* Goal of the exercise:
Copy every line of the records below verbatim. Omit the pictures.

========================================================================

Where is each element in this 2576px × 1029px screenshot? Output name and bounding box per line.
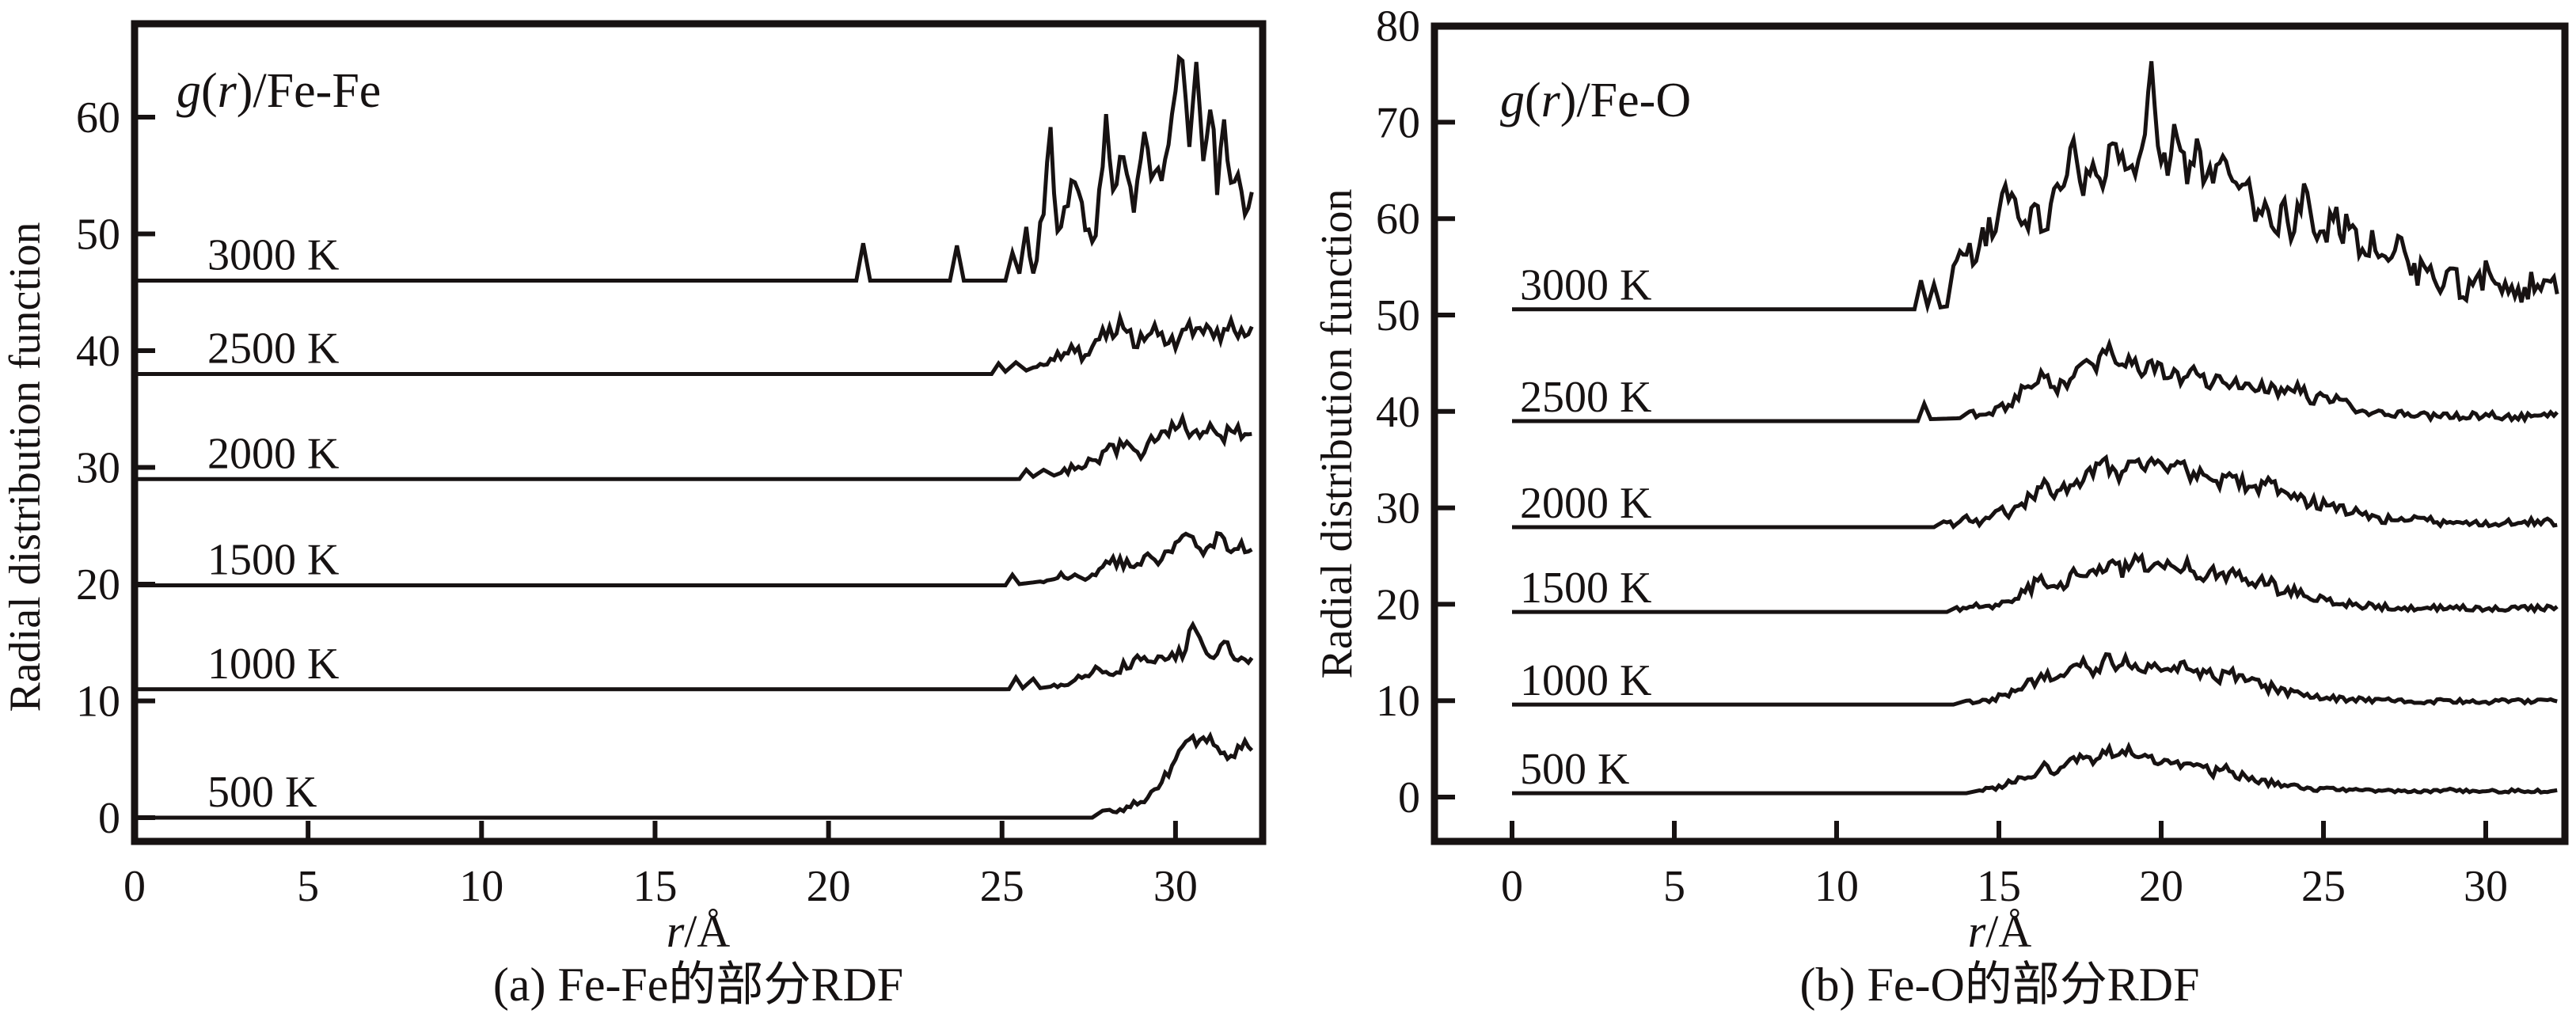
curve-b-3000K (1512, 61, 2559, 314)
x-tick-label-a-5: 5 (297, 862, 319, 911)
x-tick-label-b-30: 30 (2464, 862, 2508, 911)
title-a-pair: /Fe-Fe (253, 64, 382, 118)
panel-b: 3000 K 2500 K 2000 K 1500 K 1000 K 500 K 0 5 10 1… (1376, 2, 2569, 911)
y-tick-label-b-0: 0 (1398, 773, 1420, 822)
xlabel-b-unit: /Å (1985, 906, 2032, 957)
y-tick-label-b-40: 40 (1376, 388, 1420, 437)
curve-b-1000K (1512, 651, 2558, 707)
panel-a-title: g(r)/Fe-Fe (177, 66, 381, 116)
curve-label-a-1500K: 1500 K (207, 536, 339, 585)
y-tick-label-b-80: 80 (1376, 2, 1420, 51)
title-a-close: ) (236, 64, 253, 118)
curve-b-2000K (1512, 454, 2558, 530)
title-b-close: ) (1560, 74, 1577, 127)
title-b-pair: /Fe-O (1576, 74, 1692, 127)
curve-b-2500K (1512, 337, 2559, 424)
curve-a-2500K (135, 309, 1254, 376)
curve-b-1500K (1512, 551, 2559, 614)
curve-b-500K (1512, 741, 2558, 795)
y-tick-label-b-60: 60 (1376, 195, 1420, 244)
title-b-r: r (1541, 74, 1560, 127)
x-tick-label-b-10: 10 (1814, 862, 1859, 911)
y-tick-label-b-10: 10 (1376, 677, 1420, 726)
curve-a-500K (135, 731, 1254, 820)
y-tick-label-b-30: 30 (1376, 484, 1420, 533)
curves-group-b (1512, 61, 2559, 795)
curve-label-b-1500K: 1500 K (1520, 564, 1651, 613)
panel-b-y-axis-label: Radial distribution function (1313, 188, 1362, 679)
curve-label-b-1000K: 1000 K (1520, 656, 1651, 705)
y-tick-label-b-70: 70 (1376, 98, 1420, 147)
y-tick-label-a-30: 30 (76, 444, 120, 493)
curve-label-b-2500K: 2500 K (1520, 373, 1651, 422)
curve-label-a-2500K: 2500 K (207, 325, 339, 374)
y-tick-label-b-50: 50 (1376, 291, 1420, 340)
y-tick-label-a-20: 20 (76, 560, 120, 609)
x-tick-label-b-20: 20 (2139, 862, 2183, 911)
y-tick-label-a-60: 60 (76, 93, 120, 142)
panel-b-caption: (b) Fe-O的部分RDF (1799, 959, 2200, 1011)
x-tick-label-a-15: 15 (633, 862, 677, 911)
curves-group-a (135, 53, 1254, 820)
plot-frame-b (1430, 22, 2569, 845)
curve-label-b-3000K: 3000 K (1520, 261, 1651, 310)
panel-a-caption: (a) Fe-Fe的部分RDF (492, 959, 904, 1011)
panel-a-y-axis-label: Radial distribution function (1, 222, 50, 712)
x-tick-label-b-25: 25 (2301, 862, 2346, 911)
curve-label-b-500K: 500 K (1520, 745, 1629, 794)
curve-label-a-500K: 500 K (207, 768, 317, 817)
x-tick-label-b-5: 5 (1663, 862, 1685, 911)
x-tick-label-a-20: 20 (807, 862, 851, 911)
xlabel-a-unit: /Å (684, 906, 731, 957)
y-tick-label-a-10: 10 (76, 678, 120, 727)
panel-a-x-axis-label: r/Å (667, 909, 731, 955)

========================================================================

* Expected output:
Where is each element in this 2576px × 1029px screenshot? Output name and bounding box per line.
curve-b-3000K (1512, 61, 2559, 314)
x-tick-label-a-5: 5 (297, 862, 319, 911)
x-tick-label-b-30: 30 (2464, 862, 2508, 911)
title-a-pair: /Fe-Fe (253, 64, 382, 118)
panel-b: 3000 K 2500 K 2000 K 1500 K 1000 K 500 K 0 5 10 1… (1376, 2, 2569, 911)
y-tick-label-b-0: 0 (1398, 773, 1420, 822)
xlabel-b-unit: /Å (1985, 906, 2032, 957)
y-tick-label-b-40: 40 (1376, 388, 1420, 437)
curve-b-1000K (1512, 651, 2558, 707)
panel-a-title: g(r)/Fe-Fe (177, 66, 381, 116)
curve-label-a-1500K: 1500 K (207, 536, 339, 585)
y-tick-label-b-80: 80 (1376, 2, 1420, 51)
title-a-close: ) (236, 64, 253, 118)
curve-b-2000K (1512, 454, 2558, 530)
title-b-close: ) (1560, 74, 1577, 127)
title-b-pair: /Fe-O (1576, 74, 1692, 127)
curve-b-2500K (1512, 337, 2559, 424)
curve-a-2500K (135, 309, 1254, 376)
curve-b-1500K (1512, 551, 2559, 614)
curve-b-500K (1512, 741, 2558, 795)
y-tick-label-b-60: 60 (1376, 195, 1420, 244)
title-b-r: r (1541, 74, 1560, 127)
x-tick-label-b-10: 10 (1814, 862, 1859, 911)
y-tick-label-b-10: 10 (1376, 677, 1420, 726)
curve-a-500K (135, 731, 1254, 820)
y-tick-label-b-30: 30 (1376, 484, 1420, 533)
curves-group-b (1512, 61, 2559, 795)
curve-label-b-1500K: 1500 K (1520, 564, 1651, 613)
panel-b-y-axis-label: Radial distribution function (1313, 188, 1362, 679)
curve-label-b-1000K: 1000 K (1520, 656, 1651, 705)
y-tick-label-b-70: 70 (1376, 98, 1420, 147)
y-tick-label-a-30: 30 (76, 444, 120, 493)
curve-label-b-2500K: 2500 K (1520, 373, 1651, 422)
curve-label-a-2500K: 2500 K (207, 325, 339, 374)
y-tick-label-b-50: 50 (1376, 291, 1420, 340)
y-tick-label-a-20: 20 (76, 560, 120, 609)
x-tick-label-b-20: 20 (2139, 862, 2183, 911)
y-tick-label-a-60: 60 (76, 93, 120, 142)
panel-b-caption: (b) Fe-O的部分RDF (1799, 959, 2200, 1011)
x-tick-label-a-15: 15 (633, 862, 677, 911)
curves-group-a (135, 53, 1254, 820)
plot-frame-b (1430, 22, 2569, 845)
curve-label-b-3000K: 3000 K (1520, 261, 1651, 310)
panel-a-caption: (a) Fe-Fe的部分RDF (492, 959, 904, 1011)
panel-a-y-axis-label: Radial distribution function (1, 222, 50, 712)
x-tick-label-b-25: 25 (2301, 862, 2346, 911)
curve-label-b-500K: 500 K (1520, 745, 1629, 794)
curve-label-a-500K: 500 K (207, 768, 317, 817)
x-tick-label-b-5: 5 (1663, 862, 1685, 911)
x-tick-label-a-20: 20 (807, 862, 851, 911)
xlabel-a-unit: /Å (684, 906, 731, 957)
y-tick-label-a-10: 10 (76, 678, 120, 727)
panel-a-x-axis-label: r/Å (667, 909, 731, 955)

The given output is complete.